Yu Guangzhong was born Oct, 21, 1928, in Nanjing, which was then the capital of China. His father, Yu Chaoying, was an educator and later a civil servant in the Nationalist government led by Chiang Kai-shek. His mother, Sun Xiujun, was a teacher in southern Fujian province when she met Yu’s father. Through his father, Yu also had a half brother, Yu Guangya, who died in childhood.
Yu was 9 when his family fled their home following the Japanese invasion of Nanjing in 1937, moving from city to city as the Sino-Japanese War, and later the Chinese Civil War, engulfed the country. In 1949, he was a student at Jinling College when he moved with his family for a final time, fleeing to Taiwan in 1950 by way of Hong Kong.
His first collection of poetry, “Elegy of a Boatman,” was published in 1952, the same year he graduated from National Taiwan University. Yu had a passion for Western literature, and in 1957 he published his Chinese translations of Ernest Hemingway’s “The Old Man and the Sea” and Irving Stone’s “Lust for Life.”
After graduating from the University of Iowa’s acclaimed creative writing program in 1959, he returned to Taiwan to teach and joined a modernist literary movement, alongside other writers like Pai Hsien-yung and Wang Wenxing.
Beginning in 1975, he taught Chinese literature at the Chinese University of Hong Kong for 11 years before returning to Taiwan, where he taught Western literature at National Sun Yat-Sen University in Kaohsiung for 32 years, until his death.
Yu was prolific, publishing more than 50 books of poetry, prose, criticism and translations over seven decades. He traveled frequently. Besides Hong Kong, he wrote and taught in Europe, the United States and, after the travel ban was lifted in 1987, mainland China.
“Mainland China is like my mother, Taiwan is a wife, Hong Kong is a lover, and Europe is a mistress,” he wrote in a 1998 essay titled “From Mother to an Affair.”
Although Yu was unequivocally celebrated in the mainland, his legacy in Taiwan was at times the subject of debate.
In the 1970s, Taiwan — one of the four so-called Asian Tigers — was undergoing rapid industrialization and social transformation. In response, local writers began to take up what they saw as the growing marginalization of farmers and underprivileged classes.

- **DIRECTIONS FOR THIS TASK**
Extend the account of Yu Guangzhong's life, picking up after its final sentence. The material that comes after has nothing to do with this.

- **DATA LISTING**
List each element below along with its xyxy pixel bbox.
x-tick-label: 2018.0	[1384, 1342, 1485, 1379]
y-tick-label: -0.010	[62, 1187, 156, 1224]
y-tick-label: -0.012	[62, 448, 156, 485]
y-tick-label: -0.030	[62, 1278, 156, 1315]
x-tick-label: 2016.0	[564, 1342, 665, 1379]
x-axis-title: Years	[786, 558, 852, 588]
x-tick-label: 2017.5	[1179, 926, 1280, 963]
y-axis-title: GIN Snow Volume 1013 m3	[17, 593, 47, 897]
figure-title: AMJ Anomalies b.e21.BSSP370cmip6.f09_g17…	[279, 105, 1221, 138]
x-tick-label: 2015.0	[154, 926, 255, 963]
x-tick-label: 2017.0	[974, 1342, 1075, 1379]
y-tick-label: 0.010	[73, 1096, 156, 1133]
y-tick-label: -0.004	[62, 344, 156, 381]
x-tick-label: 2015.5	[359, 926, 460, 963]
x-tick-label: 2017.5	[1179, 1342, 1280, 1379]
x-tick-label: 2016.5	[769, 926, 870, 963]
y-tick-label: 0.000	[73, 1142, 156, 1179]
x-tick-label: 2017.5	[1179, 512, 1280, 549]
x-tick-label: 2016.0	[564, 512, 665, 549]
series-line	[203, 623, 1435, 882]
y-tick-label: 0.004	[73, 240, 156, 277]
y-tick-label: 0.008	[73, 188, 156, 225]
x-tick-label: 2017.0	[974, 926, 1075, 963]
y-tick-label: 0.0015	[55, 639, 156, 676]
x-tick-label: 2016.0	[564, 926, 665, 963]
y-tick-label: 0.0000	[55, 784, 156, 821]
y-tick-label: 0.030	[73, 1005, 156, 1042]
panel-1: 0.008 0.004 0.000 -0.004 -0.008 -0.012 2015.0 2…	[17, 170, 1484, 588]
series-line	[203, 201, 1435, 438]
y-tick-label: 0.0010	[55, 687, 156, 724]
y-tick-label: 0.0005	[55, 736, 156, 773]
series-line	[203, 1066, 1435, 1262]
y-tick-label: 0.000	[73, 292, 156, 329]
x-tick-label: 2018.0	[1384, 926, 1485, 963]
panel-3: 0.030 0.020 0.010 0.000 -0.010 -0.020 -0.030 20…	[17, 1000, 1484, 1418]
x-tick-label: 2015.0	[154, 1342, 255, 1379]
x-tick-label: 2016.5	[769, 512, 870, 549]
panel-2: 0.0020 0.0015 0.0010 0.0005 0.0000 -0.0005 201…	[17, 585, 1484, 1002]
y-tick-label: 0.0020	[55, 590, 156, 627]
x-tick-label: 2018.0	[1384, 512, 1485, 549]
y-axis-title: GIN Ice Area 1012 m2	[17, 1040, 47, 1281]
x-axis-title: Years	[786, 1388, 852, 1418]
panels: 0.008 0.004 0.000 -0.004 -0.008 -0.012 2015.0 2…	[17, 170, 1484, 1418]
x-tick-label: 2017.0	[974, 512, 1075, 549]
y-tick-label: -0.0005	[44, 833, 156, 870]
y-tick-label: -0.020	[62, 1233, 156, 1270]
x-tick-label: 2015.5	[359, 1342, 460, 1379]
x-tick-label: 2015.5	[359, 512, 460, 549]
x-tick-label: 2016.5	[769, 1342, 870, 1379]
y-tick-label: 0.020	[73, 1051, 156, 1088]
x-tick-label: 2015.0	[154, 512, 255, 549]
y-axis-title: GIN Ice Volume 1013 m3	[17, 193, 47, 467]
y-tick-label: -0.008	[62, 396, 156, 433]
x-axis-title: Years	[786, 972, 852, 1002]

- **EXERCISE OUTPUT**
Yu was alarmed by what he viewed as rising leftist sentiment at home. So in 1977, with Cold War-era tensions still high, he ignited a debate in Taiwanese literary circles with an essay called “The Wolves Are Here,” in which he accused several writers of supporting proletarian values, like those espoused in Communist China.
At a time when even a hint of Communist sympathies could invite harsh punishment and a prison sentence in Taiwan, it was a damning charge. Many criticized Yu of collaborating with the Nationalist government to suppress leftist writers.
Many years later, Yu denied the accusations. “I have never joined any political party,” he wrote in 2004.
At the same time, he also expressed regret for writing the 1977 “Wolves” essay. “My emotions were out of control,” he explained. “I was still in shock about the Cultural Revolution. I was feeling depressed and especially sensitive to any left-leaning remarks.”
His survivors include his wife, Fan Wo-tsun, and their four daughters, Shanshan, Youshan, Peishan and Jishan. Yu remained steadfast in his love for China and Chinese traditional culture. In a 2010 interview, he estimated that he had returned to mainland China “about 50 or 60 times” since 1992.
“In the last few years, I’ve come back to the mainland too often,” he said wryly. “I can’t bring myself to write nostalgia poetry anymore.”